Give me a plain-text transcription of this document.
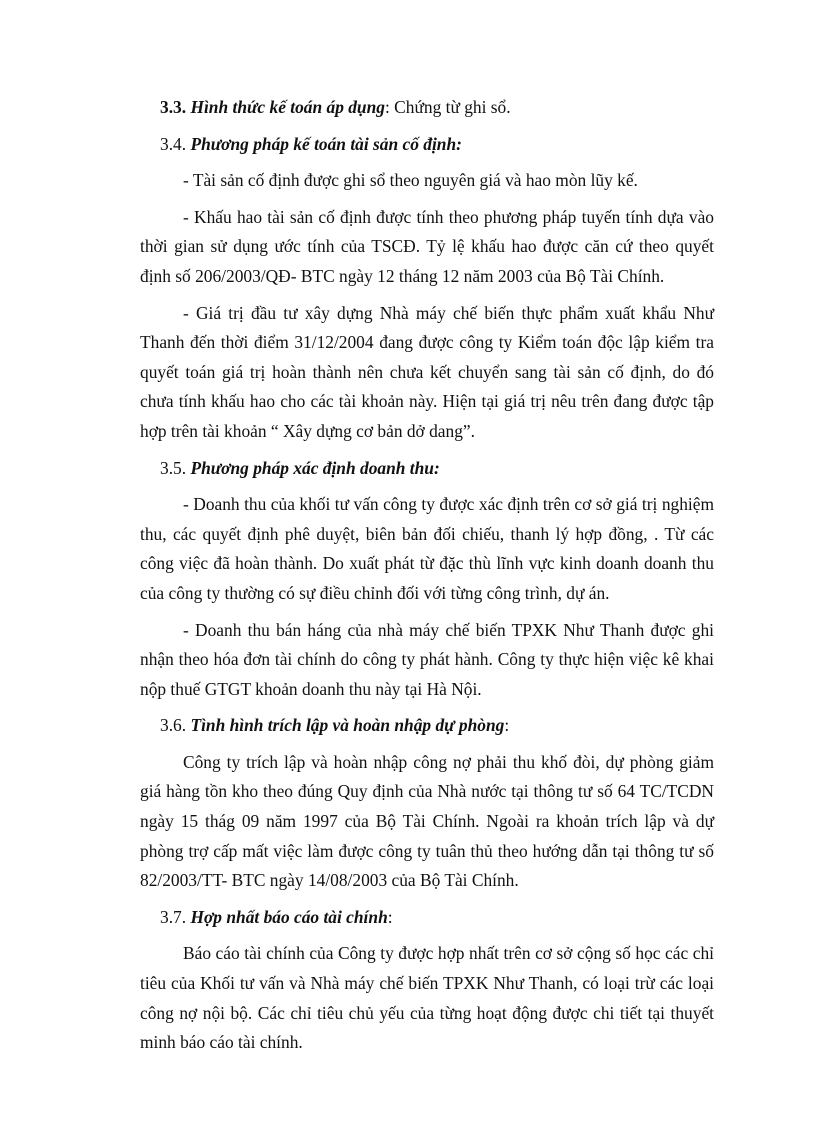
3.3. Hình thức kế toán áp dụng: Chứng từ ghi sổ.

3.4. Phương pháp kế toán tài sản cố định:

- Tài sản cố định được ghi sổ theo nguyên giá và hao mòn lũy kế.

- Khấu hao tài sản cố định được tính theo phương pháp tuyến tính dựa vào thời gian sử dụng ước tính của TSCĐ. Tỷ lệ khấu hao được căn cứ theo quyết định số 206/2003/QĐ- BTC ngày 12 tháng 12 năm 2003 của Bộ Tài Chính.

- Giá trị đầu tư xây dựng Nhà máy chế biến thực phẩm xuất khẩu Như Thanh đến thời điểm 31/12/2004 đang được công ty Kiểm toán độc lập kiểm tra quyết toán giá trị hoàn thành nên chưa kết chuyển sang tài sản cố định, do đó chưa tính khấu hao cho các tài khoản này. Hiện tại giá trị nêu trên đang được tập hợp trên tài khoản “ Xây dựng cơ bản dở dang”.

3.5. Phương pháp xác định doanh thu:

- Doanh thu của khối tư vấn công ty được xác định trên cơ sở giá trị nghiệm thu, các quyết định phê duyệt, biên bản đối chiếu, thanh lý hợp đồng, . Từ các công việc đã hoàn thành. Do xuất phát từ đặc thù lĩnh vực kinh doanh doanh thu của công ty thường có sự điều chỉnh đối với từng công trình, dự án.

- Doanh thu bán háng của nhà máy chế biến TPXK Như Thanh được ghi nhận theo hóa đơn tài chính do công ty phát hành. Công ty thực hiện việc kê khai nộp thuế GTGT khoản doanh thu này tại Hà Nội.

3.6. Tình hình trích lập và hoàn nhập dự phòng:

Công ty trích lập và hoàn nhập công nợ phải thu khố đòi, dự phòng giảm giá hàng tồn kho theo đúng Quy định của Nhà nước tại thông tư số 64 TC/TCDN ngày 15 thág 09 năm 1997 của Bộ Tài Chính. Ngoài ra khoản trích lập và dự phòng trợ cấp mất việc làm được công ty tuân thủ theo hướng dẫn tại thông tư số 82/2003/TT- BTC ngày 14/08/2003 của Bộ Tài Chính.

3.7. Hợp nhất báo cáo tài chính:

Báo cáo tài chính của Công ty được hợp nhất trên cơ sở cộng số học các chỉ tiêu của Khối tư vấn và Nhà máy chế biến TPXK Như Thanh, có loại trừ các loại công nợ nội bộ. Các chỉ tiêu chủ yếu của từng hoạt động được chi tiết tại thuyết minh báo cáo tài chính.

****

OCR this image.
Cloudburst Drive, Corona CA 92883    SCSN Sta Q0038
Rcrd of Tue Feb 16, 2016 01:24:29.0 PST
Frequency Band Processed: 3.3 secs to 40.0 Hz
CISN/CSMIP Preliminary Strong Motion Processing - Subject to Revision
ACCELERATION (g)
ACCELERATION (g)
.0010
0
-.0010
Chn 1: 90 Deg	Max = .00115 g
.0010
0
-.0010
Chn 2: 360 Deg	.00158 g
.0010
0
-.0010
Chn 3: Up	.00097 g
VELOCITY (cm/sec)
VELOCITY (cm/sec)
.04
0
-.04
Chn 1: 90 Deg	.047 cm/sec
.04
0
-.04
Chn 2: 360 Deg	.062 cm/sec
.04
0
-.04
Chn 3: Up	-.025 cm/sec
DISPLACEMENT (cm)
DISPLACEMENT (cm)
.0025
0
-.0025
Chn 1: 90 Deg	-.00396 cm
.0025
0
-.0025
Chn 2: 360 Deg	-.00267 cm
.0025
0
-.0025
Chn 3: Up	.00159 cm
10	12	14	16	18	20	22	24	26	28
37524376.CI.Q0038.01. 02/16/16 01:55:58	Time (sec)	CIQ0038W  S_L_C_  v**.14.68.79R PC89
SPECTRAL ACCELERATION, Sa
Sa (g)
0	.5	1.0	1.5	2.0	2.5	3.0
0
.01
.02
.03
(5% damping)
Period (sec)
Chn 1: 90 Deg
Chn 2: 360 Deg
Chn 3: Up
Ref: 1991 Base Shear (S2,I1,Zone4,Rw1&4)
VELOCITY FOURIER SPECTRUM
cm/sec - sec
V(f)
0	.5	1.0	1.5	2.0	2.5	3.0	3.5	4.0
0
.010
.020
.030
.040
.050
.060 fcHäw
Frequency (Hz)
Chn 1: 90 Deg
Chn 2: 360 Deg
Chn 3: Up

****

TASK OBJECTIVE
State the count of lines that contain the string "trên". Nothing else is needed.

WRITTEN SOLUTION
3